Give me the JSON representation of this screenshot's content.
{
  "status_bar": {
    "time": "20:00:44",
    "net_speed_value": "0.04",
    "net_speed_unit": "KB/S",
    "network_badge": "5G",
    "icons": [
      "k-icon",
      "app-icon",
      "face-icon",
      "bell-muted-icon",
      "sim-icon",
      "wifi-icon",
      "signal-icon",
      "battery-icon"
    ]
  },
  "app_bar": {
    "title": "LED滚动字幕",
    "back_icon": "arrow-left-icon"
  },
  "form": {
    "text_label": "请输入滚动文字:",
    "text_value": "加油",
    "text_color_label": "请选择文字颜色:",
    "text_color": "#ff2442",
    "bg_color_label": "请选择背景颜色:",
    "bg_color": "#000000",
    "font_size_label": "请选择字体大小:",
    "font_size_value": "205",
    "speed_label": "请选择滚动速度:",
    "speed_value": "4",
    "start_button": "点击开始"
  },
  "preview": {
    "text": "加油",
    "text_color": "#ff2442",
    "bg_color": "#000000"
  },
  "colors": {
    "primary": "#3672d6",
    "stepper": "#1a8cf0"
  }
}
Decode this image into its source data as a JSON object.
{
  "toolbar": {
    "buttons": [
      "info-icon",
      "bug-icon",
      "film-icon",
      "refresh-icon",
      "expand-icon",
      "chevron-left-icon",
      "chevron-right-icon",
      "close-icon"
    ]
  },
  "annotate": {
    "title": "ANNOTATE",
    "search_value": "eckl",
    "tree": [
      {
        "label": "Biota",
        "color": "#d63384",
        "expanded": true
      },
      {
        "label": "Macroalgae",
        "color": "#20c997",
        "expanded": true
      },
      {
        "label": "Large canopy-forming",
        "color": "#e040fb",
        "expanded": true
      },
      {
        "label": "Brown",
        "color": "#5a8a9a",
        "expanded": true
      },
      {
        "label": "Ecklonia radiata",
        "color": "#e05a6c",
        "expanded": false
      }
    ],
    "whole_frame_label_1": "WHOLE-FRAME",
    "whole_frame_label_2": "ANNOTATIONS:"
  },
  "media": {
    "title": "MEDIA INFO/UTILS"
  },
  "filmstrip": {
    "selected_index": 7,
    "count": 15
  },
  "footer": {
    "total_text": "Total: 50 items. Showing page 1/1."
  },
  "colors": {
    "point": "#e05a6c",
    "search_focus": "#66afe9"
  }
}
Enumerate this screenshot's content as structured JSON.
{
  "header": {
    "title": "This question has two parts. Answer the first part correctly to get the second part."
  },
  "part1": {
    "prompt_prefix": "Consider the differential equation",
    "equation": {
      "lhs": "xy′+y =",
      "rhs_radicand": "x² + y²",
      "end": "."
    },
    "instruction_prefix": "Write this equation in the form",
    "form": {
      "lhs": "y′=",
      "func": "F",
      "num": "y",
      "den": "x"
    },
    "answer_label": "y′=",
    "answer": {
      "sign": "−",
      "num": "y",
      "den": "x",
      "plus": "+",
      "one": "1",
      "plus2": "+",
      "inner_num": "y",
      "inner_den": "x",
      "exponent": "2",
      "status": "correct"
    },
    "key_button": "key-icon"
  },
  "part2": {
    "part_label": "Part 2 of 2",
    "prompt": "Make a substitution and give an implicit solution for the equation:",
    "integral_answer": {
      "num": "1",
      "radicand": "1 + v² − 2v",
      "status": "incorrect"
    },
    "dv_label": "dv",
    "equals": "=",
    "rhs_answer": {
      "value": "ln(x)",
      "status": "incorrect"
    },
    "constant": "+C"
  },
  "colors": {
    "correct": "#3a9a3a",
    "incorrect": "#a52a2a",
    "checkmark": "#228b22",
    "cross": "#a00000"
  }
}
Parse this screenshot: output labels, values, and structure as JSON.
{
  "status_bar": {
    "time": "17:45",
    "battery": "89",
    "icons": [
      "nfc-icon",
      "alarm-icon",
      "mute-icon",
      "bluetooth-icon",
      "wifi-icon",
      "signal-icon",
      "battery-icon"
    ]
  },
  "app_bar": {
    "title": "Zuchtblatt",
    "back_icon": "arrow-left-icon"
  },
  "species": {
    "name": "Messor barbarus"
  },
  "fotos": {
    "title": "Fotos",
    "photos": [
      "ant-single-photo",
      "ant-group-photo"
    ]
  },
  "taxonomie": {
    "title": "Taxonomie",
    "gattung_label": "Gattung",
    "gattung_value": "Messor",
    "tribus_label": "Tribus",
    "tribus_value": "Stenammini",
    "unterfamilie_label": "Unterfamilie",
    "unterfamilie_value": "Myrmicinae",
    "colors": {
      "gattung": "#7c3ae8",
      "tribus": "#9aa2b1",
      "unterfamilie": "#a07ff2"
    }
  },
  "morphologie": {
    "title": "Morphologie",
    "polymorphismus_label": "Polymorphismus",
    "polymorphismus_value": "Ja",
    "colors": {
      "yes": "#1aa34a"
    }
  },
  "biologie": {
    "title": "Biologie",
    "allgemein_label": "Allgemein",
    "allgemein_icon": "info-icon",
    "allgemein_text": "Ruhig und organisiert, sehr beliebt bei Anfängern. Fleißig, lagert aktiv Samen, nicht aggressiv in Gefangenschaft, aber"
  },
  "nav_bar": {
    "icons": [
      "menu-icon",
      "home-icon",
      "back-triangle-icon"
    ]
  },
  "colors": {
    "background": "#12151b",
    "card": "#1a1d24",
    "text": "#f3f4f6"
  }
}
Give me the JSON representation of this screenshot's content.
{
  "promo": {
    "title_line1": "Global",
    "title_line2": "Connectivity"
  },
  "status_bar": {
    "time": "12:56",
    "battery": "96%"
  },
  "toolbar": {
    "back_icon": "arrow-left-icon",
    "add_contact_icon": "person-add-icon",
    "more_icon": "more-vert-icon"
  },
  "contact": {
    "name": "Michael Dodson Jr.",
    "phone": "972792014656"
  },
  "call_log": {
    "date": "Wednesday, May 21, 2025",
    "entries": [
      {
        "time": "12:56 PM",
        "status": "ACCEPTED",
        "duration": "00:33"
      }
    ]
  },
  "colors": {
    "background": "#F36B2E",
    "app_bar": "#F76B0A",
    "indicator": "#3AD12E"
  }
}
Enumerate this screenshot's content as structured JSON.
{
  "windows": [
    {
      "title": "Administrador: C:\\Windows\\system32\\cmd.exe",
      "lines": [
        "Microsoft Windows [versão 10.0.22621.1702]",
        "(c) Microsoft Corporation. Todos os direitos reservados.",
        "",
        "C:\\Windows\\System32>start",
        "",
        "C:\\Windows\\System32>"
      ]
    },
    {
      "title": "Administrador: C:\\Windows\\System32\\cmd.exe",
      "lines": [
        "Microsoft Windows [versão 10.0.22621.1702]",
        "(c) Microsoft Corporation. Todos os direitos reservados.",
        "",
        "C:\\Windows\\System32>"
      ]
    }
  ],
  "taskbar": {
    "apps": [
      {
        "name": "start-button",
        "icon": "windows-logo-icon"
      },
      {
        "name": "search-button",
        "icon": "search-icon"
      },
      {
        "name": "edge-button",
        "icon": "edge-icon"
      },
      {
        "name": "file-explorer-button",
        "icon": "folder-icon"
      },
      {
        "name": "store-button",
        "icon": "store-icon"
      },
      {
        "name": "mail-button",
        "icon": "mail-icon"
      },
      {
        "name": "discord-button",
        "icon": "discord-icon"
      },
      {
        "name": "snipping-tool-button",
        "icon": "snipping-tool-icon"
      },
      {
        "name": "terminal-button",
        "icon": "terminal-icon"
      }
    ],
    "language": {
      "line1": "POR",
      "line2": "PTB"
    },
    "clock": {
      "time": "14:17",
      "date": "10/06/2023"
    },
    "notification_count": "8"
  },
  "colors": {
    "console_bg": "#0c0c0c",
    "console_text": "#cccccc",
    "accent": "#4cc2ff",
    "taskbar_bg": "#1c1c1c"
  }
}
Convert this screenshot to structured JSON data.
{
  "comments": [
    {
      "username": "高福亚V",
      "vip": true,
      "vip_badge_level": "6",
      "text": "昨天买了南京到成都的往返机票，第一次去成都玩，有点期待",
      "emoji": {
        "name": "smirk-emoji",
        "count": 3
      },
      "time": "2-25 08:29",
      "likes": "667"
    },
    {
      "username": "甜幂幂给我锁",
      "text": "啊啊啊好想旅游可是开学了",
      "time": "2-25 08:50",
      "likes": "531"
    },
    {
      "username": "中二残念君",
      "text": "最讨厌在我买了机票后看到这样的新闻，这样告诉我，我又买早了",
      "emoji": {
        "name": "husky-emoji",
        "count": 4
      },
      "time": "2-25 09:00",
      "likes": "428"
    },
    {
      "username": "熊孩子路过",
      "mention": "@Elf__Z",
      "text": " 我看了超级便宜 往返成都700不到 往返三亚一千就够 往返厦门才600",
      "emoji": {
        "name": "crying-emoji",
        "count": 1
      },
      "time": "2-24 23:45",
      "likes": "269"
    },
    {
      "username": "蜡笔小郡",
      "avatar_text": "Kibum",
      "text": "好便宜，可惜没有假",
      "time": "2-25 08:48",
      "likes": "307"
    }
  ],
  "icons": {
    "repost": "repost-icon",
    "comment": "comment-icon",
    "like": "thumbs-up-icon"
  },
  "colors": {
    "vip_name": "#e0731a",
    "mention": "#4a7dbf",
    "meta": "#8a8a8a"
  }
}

* * * * *

## Aim of the task:
Count the lines in the records above that contain the word "discord", and give only that number.

## Reply to the task:
2